▶ [MATERIALS PROVIDED]:

_ _ _ _ _ _ _

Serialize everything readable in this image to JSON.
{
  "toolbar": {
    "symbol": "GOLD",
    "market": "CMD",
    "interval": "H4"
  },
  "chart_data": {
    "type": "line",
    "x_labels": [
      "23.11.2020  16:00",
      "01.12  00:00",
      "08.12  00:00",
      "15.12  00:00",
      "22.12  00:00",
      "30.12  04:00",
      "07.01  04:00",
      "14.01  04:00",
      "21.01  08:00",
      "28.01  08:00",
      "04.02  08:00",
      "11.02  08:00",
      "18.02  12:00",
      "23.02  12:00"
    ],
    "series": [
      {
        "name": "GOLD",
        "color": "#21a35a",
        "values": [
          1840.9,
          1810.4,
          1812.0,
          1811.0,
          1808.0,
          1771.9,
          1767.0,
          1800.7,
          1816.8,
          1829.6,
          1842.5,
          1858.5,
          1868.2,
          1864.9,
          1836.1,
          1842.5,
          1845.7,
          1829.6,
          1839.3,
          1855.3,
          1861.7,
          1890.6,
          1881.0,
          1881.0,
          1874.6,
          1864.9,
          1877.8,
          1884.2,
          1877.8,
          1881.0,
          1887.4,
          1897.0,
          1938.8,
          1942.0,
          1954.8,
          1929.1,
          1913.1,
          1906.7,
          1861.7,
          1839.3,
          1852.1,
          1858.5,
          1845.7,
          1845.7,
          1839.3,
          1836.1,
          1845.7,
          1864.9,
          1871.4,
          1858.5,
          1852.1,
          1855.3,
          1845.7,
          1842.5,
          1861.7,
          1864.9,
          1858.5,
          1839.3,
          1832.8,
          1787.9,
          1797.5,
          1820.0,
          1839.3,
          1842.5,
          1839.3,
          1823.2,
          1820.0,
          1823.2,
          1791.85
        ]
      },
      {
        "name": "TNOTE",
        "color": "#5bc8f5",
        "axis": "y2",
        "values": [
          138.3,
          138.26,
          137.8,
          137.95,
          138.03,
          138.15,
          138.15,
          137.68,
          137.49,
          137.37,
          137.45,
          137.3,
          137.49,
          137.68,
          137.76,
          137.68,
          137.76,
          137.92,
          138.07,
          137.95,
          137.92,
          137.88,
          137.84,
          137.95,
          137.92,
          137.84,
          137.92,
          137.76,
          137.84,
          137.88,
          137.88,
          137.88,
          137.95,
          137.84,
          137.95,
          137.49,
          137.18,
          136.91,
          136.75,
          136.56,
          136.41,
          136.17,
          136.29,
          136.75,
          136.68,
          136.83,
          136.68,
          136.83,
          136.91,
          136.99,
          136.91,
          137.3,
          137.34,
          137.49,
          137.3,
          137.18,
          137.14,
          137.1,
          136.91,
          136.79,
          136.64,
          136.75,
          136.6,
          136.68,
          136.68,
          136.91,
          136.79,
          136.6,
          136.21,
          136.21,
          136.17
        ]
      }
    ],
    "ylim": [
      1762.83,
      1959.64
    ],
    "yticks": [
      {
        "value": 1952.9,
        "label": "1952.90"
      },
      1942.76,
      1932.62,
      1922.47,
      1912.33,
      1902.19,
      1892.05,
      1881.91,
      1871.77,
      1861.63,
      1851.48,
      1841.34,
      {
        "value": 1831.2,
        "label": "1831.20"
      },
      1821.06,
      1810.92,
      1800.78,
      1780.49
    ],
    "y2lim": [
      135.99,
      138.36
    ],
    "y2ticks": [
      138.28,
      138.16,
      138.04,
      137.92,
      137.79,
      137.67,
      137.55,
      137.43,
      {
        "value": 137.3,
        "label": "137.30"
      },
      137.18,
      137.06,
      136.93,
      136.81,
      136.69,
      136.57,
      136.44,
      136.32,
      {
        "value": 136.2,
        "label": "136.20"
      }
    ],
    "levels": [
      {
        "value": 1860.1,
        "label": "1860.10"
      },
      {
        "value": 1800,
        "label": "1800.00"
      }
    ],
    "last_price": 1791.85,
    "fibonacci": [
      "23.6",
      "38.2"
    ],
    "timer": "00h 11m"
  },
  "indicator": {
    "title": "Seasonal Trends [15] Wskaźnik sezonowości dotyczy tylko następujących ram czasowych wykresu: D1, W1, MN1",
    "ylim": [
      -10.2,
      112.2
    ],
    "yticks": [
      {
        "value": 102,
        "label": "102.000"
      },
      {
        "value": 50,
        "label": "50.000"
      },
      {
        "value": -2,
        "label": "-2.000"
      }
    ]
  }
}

_ _ _ _ _ _ _

▶ [WHAT THIS TASK INVOLVES]: Restate every line of the data word for word.

▶ [WRITTEN REPLY]:
Serialize everything readable in this image to JSON.
{
  "toolbar": {
    "symbol": "GOLD",
    "market": "CMD",
    "interval": "H4"
  },
  "chart_data": {
    "type": "line",
    "x_labels": [
      "23.11.2020  16:00",
      "01.12  00:00",
      "08.12  00:00",
      "15.12  00:00",
      "22.12  00:00",
      "30.12  04:00",
      "07.01  04:00",
      "14.01  04:00",
      "21.01  08:00",
      "28.01  08:00",
      "04.02  08:00",
      "11.02  08:00",
      "18.02  12:00",
      "23.02  12:00"
    ],
    "series": [
      {
        "name": "GOLD",
        "color": "#21a35a",
        "values": [
          1840.9,
          1810.4,
          1812.0,
          1811.0,
          1808.0,
          1771.9,
          1767.0,
          1800.7,
          1816.8,
          1829.6,
          1842.5,
          1858.5,
          1868.2,
          1864.9,
          1836.1,
          1842.5,
          1845.7,
          1829.6,
          1839.3,
          1855.3,
          1861.7,
          1890.6,
          1881.0,
          1881.0,
          1874.6,
          1864.9,
          1877.8,
          1884.2,
          1877.8,
          1881.0,
          1887.4,
          1897.0,
          1938.8,
          1942.0,
          1954.8,
          1929.1,
          1913.1,
          1906.7,
          1861.7,
          1839.3,
          1852.1,
          1858.5,
          1845.7,
          1845.7,
          1839.3,
          1836.1,
          1845.7,
          1864.9,
          1871.4,
          1858.5,
          1852.1,
          1855.3,
          1845.7,
          1842.5,
          1861.7,
          1864.9,
          1858.5,
          1839.3,
          1832.8,
          1787.9,
          1797.5,
          1820.0,
          1839.3,
          1842.5,
          1839.3,
          1823.2,
          1820.0,
          1823.2,
          1791.85
        ]
      },
      {
        "name": "TNOTE",
        "color": "#5bc8f5",
        "axis": "y2",
        "values": [
          138.3,
          138.26,
          137.8,
          137.95,
          138.03,
          138.15,
          138.15,
          137.68,
          137.49,
          137.37,
          137.45,
          137.3,
          137.49,
          137.68,
          137.76,
          137.68,
          137.76,
          137.92,
          138.07,
          137.95,
          137.92,
          137.88,
          137.84,
          137.95,
          137.92,
          137.84,
          137.92,
          137.76,
          137.84,
          137.88,
          137.88,
          137.88,
          137.95,
          137.84,
          137.95,
          137.49,
          137.18,
          136.91,
          136.75,
          136.56,
          136.41,
          136.17,
          136.29,
          136.75,
          136.68,
          136.83,
          136.68,
          136.83,
          136.91,
          136.99,
          136.91,
          137.3,
          137.34,
          137.49,
          137.3,
          137.18,
          137.14,
          137.1,
          136.91,
          136.79,
          136.64,
          136.75,
          136.6,
          136.68,
          136.68,
          136.91,
          136.79,
          136.6,
          136.21,
          136.21,
          136.17
        ]
      }
    ],
    "ylim": [
      1762.83,
      1959.64
    ],
    "yticks": [
      {
        "value": 1952.9,
        "label": "1952.90"
      },
      1942.76,
      1932.62,
      1922.47,
      1912.33,
      1902.19,
      1892.05,
      1881.91,
      1871.77,
      1861.63,
      1851.48,
      1841.34,
      {
        "value": 1831.2,
        "label": "1831.20"
      },
      1821.06,
      1810.92,
      1800.78,
      1780.49
    ],
    "y2lim": [
      135.99,
      138.36
    ],
    "y2ticks": [
      138.28,
      138.16,
      138.04,
      137.92,
      137.79,
      137.67,
      137.55,
      137.43,
      {
        "value": 137.3,
        "label": "137.30"
      },
      137.18,
      137.06,
      136.93,
      136.81,
      136.69,
      136.57,
      136.44,
      136.32,
      {
        "value": 136.2,
        "label": "136.20"
      }
    ],
    "levels": [
      {
        "value": 1860.1,
        "label": "1860.10"
      },
      {
        "value": 1800,
        "label": "1800.00"
      }
    ],
    "last_price": 1791.85,
    "fibonacci": [
      "23.6",
      "38.2"
    ],
    "timer": "00h 11m"
  },
  "indicator": {
    "title": "Seasonal Trends [15] Wskaźnik sezonowości dotyczy tylko następujących ram czasowych wykresu: D1, W1, MN1",
    "ylim": [
      -10.2,
      112.2
    ],
    "yticks": [
      {
        "value": 102,
        "label": "102.000"
      },
      {
        "value": 50,
        "label": "50.000"
      },
      {
        "value": -2,
        "label": "-2.000"
      }
    ]
  }
}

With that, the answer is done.